Provided material:
* * * * * * * * *
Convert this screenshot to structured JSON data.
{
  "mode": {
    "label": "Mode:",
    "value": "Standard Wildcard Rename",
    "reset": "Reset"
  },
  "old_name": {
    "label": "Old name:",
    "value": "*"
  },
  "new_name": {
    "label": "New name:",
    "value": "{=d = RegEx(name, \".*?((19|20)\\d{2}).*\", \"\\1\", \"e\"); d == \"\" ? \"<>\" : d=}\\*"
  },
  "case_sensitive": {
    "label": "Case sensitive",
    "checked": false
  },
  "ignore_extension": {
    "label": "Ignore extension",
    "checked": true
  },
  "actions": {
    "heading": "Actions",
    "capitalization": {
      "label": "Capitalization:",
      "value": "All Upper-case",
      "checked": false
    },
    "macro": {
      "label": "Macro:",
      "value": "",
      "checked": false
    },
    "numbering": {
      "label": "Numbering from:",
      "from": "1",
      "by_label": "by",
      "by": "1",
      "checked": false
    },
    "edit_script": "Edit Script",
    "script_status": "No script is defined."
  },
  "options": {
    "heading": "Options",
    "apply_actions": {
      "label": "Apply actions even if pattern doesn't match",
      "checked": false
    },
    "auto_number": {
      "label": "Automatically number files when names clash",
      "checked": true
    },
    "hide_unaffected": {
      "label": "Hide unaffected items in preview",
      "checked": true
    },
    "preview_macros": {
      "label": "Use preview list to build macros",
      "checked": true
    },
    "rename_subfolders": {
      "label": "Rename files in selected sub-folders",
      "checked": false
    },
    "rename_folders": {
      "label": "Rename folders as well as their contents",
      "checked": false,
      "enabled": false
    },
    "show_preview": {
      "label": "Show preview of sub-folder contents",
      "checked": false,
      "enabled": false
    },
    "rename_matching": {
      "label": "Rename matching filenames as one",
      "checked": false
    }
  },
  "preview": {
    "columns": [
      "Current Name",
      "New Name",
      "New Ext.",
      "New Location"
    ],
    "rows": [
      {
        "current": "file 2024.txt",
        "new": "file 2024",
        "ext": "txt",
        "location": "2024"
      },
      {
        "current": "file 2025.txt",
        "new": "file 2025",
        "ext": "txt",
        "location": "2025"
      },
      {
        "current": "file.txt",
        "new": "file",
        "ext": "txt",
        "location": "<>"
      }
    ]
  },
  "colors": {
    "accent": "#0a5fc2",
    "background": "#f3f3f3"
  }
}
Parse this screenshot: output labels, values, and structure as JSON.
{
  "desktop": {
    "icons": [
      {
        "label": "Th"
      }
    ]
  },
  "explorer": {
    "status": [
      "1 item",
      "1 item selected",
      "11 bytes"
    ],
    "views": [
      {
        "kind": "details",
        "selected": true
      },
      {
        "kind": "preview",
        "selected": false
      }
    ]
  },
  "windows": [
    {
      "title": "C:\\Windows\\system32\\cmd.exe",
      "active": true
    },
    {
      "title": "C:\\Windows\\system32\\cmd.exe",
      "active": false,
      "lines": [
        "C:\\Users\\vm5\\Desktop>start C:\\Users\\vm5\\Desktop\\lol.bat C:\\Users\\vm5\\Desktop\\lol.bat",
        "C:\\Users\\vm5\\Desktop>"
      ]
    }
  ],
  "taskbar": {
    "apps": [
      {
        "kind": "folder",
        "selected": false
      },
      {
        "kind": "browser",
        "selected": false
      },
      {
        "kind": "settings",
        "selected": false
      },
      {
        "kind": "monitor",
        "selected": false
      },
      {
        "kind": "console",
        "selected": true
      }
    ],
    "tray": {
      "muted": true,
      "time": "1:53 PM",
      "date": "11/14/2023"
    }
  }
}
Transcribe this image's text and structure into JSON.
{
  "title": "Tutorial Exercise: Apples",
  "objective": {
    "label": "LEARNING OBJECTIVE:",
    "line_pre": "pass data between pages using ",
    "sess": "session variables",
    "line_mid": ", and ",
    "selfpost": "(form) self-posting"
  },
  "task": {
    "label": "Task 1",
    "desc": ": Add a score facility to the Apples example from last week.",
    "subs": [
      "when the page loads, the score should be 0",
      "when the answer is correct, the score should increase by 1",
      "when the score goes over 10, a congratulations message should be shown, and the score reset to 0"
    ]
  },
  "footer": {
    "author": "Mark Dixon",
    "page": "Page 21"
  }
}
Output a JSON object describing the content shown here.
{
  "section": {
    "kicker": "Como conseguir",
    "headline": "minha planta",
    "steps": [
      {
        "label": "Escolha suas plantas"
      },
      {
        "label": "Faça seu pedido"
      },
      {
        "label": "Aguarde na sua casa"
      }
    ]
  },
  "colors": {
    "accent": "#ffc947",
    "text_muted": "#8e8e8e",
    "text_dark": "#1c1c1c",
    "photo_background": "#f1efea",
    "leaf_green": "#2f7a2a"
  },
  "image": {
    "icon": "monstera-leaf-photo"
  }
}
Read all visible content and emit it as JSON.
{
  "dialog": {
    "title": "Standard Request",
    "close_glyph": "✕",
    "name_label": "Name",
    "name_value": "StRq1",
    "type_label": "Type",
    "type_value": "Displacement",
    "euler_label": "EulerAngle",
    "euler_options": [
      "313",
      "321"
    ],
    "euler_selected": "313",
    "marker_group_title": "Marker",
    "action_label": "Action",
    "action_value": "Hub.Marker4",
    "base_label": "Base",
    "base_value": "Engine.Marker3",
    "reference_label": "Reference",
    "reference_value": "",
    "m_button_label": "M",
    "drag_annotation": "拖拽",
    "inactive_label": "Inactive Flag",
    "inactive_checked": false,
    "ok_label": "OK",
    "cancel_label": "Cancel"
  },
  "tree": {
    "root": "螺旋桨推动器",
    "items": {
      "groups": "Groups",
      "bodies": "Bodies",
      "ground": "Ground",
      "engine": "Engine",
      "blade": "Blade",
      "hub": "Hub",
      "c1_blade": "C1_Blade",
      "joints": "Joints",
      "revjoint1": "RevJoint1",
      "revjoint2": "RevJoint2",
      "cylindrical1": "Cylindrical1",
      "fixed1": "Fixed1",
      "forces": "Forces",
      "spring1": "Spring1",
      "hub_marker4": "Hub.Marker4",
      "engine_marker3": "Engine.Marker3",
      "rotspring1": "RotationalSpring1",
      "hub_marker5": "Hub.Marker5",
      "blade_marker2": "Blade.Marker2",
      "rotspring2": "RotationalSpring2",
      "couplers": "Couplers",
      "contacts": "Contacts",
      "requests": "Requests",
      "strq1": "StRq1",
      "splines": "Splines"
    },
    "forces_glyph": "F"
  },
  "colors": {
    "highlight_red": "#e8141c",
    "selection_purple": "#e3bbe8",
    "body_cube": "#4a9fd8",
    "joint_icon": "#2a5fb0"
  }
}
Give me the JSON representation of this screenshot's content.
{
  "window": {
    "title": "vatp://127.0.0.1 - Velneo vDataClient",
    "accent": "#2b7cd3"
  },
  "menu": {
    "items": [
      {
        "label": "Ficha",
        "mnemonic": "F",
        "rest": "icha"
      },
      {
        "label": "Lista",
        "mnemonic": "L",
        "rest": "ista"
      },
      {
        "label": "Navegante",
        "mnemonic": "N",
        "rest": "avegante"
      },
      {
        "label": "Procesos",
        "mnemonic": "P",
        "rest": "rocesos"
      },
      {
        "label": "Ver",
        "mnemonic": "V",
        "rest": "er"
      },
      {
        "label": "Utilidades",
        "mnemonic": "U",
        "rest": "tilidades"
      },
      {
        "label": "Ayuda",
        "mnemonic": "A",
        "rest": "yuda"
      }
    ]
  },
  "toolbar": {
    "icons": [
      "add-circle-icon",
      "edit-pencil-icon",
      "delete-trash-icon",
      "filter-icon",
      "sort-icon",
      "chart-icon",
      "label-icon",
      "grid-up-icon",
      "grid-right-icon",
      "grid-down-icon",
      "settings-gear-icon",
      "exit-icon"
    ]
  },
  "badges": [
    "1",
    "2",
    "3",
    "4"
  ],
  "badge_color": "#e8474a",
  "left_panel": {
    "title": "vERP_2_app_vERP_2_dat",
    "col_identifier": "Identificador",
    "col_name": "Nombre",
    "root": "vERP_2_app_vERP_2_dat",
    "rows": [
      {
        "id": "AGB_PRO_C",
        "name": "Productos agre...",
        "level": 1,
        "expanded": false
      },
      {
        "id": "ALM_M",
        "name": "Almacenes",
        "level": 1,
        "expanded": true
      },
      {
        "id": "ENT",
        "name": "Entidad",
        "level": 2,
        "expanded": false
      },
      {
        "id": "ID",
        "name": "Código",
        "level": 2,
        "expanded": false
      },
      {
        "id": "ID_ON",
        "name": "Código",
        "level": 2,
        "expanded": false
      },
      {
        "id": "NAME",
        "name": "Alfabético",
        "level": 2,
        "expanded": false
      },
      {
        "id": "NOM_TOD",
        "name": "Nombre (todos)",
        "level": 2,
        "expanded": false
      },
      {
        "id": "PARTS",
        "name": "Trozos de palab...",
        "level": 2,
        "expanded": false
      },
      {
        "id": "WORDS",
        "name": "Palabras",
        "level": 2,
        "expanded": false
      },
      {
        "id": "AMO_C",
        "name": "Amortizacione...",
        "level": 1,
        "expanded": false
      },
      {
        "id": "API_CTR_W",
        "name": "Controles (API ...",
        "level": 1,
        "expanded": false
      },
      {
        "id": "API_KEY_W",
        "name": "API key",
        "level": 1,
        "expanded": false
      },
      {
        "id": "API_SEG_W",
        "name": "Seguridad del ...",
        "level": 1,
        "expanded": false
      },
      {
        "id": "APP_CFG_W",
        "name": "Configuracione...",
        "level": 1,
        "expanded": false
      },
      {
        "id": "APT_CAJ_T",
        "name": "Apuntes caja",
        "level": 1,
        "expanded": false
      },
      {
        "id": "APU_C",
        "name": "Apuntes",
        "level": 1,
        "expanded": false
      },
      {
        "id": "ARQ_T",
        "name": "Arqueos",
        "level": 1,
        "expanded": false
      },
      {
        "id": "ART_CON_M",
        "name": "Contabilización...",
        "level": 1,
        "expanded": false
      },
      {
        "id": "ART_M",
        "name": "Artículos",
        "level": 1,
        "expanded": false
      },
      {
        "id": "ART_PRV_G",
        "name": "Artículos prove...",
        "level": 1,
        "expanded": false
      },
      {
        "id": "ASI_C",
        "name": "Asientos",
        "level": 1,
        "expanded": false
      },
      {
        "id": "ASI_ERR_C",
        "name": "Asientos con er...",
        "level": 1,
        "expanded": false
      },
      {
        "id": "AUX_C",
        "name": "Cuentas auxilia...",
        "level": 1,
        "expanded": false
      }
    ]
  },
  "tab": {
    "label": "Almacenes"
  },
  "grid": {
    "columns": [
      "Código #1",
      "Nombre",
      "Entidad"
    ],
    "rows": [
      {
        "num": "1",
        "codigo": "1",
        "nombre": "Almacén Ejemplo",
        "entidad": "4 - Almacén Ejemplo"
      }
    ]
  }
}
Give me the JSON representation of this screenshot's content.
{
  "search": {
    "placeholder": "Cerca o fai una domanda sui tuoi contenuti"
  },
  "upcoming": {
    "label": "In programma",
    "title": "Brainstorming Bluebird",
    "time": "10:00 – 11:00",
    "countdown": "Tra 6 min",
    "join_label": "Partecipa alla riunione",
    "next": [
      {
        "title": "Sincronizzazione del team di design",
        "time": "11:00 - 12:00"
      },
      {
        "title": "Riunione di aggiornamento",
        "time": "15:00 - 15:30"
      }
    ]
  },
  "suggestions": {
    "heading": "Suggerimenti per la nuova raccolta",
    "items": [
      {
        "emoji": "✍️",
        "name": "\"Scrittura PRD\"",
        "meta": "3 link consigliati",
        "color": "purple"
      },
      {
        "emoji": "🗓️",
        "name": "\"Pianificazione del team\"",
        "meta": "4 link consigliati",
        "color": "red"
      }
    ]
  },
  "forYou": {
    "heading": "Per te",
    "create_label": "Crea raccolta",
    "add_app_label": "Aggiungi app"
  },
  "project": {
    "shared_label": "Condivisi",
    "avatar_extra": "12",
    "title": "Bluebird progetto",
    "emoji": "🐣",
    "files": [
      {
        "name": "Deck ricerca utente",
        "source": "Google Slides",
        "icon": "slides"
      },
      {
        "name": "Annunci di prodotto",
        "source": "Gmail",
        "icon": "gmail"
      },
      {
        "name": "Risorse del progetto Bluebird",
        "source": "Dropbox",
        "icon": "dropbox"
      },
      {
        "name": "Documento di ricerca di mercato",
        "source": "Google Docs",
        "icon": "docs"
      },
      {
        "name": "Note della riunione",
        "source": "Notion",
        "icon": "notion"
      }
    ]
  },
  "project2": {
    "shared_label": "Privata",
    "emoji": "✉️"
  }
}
* * * * * * * * *
What you will do: Count the lines that hold the string "team" and state that number alone.

Task result: 2